• [Your goal] Could you give the data below again, exactly and completely?

A run of records
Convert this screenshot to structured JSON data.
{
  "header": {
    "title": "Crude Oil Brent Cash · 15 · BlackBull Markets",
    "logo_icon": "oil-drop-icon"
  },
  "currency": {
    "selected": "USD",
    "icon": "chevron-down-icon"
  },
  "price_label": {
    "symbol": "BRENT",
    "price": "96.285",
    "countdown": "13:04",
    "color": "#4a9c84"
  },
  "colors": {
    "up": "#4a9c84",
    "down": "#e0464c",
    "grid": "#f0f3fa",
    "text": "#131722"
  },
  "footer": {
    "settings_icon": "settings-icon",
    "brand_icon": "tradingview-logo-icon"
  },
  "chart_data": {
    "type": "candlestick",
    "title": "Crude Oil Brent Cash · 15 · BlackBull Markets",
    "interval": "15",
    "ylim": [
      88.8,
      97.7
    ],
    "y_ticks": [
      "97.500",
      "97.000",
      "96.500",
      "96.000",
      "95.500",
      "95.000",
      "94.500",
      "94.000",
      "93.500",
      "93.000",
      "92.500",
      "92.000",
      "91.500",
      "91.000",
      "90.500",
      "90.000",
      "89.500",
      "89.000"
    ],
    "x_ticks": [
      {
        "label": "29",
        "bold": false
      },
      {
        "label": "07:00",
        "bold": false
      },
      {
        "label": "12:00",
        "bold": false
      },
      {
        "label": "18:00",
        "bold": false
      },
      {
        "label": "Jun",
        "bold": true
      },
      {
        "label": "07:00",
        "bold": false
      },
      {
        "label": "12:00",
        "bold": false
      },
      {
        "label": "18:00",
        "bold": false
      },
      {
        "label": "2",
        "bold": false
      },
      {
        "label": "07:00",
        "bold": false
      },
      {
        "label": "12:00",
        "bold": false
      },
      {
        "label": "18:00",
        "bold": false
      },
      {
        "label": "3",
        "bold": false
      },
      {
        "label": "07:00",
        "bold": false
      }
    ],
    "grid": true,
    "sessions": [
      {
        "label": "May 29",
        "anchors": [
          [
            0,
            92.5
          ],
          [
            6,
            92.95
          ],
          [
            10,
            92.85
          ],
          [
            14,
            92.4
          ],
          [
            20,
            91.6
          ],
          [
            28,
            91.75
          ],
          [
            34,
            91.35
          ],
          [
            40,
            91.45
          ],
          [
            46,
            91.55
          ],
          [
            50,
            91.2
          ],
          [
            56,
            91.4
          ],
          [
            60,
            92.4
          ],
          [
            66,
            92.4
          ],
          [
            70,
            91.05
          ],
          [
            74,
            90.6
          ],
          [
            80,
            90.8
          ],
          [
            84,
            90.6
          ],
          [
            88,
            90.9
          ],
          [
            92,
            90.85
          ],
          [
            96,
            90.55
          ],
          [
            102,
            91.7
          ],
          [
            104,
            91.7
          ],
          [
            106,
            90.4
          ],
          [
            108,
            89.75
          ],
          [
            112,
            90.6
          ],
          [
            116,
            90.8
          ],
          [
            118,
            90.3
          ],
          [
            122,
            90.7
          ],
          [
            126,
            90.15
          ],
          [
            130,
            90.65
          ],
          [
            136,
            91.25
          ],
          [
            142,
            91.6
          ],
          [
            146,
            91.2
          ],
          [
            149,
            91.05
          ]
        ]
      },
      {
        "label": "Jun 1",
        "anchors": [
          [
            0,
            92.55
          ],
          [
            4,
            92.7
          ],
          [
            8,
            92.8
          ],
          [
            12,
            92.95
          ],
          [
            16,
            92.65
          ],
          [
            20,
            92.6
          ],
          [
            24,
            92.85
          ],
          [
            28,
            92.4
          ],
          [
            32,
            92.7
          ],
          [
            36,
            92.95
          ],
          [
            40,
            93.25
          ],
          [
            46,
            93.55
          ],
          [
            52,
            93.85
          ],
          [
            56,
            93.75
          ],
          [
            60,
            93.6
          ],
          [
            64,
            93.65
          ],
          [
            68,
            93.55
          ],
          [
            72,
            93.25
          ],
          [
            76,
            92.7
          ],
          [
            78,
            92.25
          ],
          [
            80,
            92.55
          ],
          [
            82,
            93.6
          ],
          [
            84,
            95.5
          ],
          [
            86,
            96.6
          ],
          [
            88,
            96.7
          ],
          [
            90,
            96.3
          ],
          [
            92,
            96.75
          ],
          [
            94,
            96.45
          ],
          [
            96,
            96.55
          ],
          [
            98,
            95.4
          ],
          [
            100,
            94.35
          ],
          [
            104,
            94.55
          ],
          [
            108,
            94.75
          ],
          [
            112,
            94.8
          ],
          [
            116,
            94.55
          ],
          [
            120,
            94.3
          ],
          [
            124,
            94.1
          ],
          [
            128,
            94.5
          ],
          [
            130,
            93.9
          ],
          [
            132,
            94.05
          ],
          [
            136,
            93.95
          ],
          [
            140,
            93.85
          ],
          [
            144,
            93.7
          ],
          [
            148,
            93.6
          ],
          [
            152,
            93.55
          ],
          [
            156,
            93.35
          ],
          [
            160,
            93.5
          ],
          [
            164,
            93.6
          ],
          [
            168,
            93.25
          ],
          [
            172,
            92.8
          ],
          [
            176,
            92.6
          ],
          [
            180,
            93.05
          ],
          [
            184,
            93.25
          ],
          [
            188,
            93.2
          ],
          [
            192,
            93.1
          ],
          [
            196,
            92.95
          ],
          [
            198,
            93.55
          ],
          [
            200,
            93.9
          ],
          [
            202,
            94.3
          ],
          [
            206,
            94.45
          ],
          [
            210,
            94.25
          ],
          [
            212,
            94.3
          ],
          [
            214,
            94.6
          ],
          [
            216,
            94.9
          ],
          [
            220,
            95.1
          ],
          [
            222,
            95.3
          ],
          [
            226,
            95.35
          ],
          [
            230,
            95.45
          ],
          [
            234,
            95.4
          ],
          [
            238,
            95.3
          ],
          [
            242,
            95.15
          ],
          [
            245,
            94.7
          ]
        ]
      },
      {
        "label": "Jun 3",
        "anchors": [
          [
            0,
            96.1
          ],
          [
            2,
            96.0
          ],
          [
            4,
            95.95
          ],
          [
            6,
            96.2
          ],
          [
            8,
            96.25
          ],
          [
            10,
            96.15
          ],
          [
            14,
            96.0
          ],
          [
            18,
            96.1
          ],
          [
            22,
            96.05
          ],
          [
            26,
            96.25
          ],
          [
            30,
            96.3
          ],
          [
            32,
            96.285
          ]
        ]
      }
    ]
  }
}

• [Exercise result]
Convert this screenshot to structured JSON data.
{
  "header": {
    "title": "Crude Oil Brent Cash · 15 · BlackBull Markets",
    "logo_icon": "oil-drop-icon"
  },
  "currency": {
    "selected": "USD",
    "icon": "chevron-down-icon"
  },
  "price_label": {
    "symbol": "BRENT",
    "price": "96.285",
    "countdown": "13:04",
    "color": "#4a9c84"
  },
  "colors": {
    "up": "#4a9c84",
    "down": "#e0464c",
    "grid": "#f0f3fa",
    "text": "#131722"
  },
  "footer": {
    "settings_icon": "settings-icon",
    "brand_icon": "tradingview-logo-icon"
  },
  "chart_data": {
    "type": "candlestick",
    "title": "Crude Oil Brent Cash · 15 · BlackBull Markets",
    "interval": "15",
    "ylim": [
      88.8,
      97.7
    ],
    "y_ticks": [
      "97.500",
      "97.000",
      "96.500",
      "96.000",
      "95.500",
      "95.000",
      "94.500",
      "94.000",
      "93.500",
      "93.000",
      "92.500",
      "92.000",
      "91.500",
      "91.000",
      "90.500",
      "90.000",
      "89.500",
      "89.000"
    ],
    "x_ticks": [
      {
        "label": "29",
        "bold": false
      },
      {
        "label": "07:00",
        "bold": false
      },
      {
        "label": "12:00",
        "bold": false
      },
      {
        "label": "18:00",
        "bold": false
      },
      {
        "label": "Jun",
        "bold": true
      },
      {
        "label": "07:00",
        "bold": false
      },
      {
        "label": "12:00",
        "bold": false
      },
      {
        "label": "18:00",
        "bold": false
      },
      {
        "label": "2",
        "bold": false
      },
      {
        "label": "07:00",
        "bold": false
      },
      {
        "label": "12:00",
        "bold": false
      },
      {
        "label": "18:00",
        "bold": false
      },
      {
        "label": "3",
        "bold": false
      },
      {
        "label": "07:00",
        "bold": false
      }
    ],
    "grid": true,
    "sessions": [
      {
        "label": "May 29",
        "anchors": [
          [
            0,
            92.5
          ],
          [
            6,
            92.95
          ],
          [
            10,
            92.85
          ],
          [
            14,
            92.4
          ],
          [
            20,
            91.6
          ],
          [
            28,
            91.75
          ],
          [
            34,
            91.35
          ],
          [
            40,
            91.45
          ],
          [
            46,
            91.55
          ],
          [
            50,
            91.2
          ],
          [
            56,
            91.4
          ],
          [
            60,
            92.4
          ],
          [
            66,
            92.4
          ],
          [
            70,
            91.05
          ],
          [
            74,
            90.6
          ],
          [
            80,
            90.8
          ],
          [
            84,
            90.6
          ],
          [
            88,
            90.9
          ],
          [
            92,
            90.85
          ],
          [
            96,
            90.55
          ],
          [
            102,
            91.7
          ],
          [
            104,
            91.7
          ],
          [
            106,
            90.4
          ],
          [
            108,
            89.75
          ],
          [
            112,
            90.6
          ],
          [
            116,
            90.8
          ],
          [
            118,
            90.3
          ],
          [
            122,
            90.7
          ],
          [
            126,
            90.15
          ],
          [
            130,
            90.65
          ],
          [
            136,
            91.25
          ],
          [
            142,
            91.6
          ],
          [
            146,
            91.2
          ],
          [
            149,
            91.05
          ]
        ]
      },
      {
        "label": "Jun 1",
        "anchors": [
          [
            0,
            92.55
          ],
          [
            4,
            92.7
          ],
          [
            8,
            92.8
          ],
          [
            12,
            92.95
          ],
          [
            16,
            92.65
          ],
          [
            20,
            92.6
          ],
          [
            24,
            92.85
          ],
          [
            28,
            92.4
          ],
          [
            32,
            92.7
          ],
          [
            36,
            92.95
          ],
          [
            40,
            93.25
          ],
          [
            46,
            93.55
          ],
          [
            52,
            93.85
          ],
          [
            56,
            93.75
          ],
          [
            60,
            93.6
          ],
          [
            64,
            93.65
          ],
          [
            68,
            93.55
          ],
          [
            72,
            93.25
          ],
          [
            76,
            92.7
          ],
          [
            78,
            92.25
          ],
          [
            80,
            92.55
          ],
          [
            82,
            93.6
          ],
          [
            84,
            95.5
          ],
          [
            86,
            96.6
          ],
          [
            88,
            96.7
          ],
          [
            90,
            96.3
          ],
          [
            92,
            96.75
          ],
          [
            94,
            96.45
          ],
          [
            96,
            96.55
          ],
          [
            98,
            95.4
          ],
          [
            100,
            94.35
          ],
          [
            104,
            94.55
          ],
          [
            108,
            94.75
          ],
          [
            112,
            94.8
          ],
          [
            116,
            94.55
          ],
          [
            120,
            94.3
          ],
          [
            124,
            94.1
          ],
          [
            128,
            94.5
          ],
          [
            130,
            93.9
          ],
          [
            132,
            94.05
          ],
          [
            136,
            93.95
          ],
          [
            140,
            93.85
          ],
          [
            144,
            93.7
          ],
          [
            148,
            93.6
          ],
          [
            152,
            93.55
          ],
          [
            156,
            93.35
          ],
          [
            160,
            93.5
          ],
          [
            164,
            93.6
          ],
          [
            168,
            93.25
          ],
          [
            172,
            92.8
          ],
          [
            176,
            92.6
          ],
          [
            180,
            93.05
          ],
          [
            184,
            93.25
          ],
          [
            188,
            93.2
          ],
          [
            192,
            93.1
          ],
          [
            196,
            92.95
          ],
          [
            198,
            93.55
          ],
          [
            200,
            93.9
          ],
          [
            202,
            94.3
          ],
          [
            206,
            94.45
          ],
          [
            210,
            94.25
          ],
          [
            212,
            94.3
          ],
          [
            214,
            94.6
          ],
          [
            216,
            94.9
          ],
          [
            220,
            95.1
          ],
          [
            222,
            95.3
          ],
          [
            226,
            95.35
          ],
          [
            230,
            95.45
          ],
          [
            234,
            95.4
          ],
          [
            238,
            95.3
          ],
          [
            242,
            95.15
          ],
          [
            245,
            94.7
          ]
        ]
      },
      {
        "label": "Jun 3",
        "anchors": [
          [
            0,
            96.1
          ],
          [
            2,
            96.0
          ],
          [
            4,
            95.95
          ],
          [
            6,
            96.2
          ],
          [
            8,
            96.25
          ],
          [
            10,
            96.15
          ],
          [
            14,
            96.0
          ],
          [
            18,
            96.1
          ],
          [
            22,
            96.05
          ],
          [
            26,
            96.25
          ],
          [
            30,
            96.3
          ],
          [
            32,
            96.285
          ]
        ]
      }
    ]
  }
}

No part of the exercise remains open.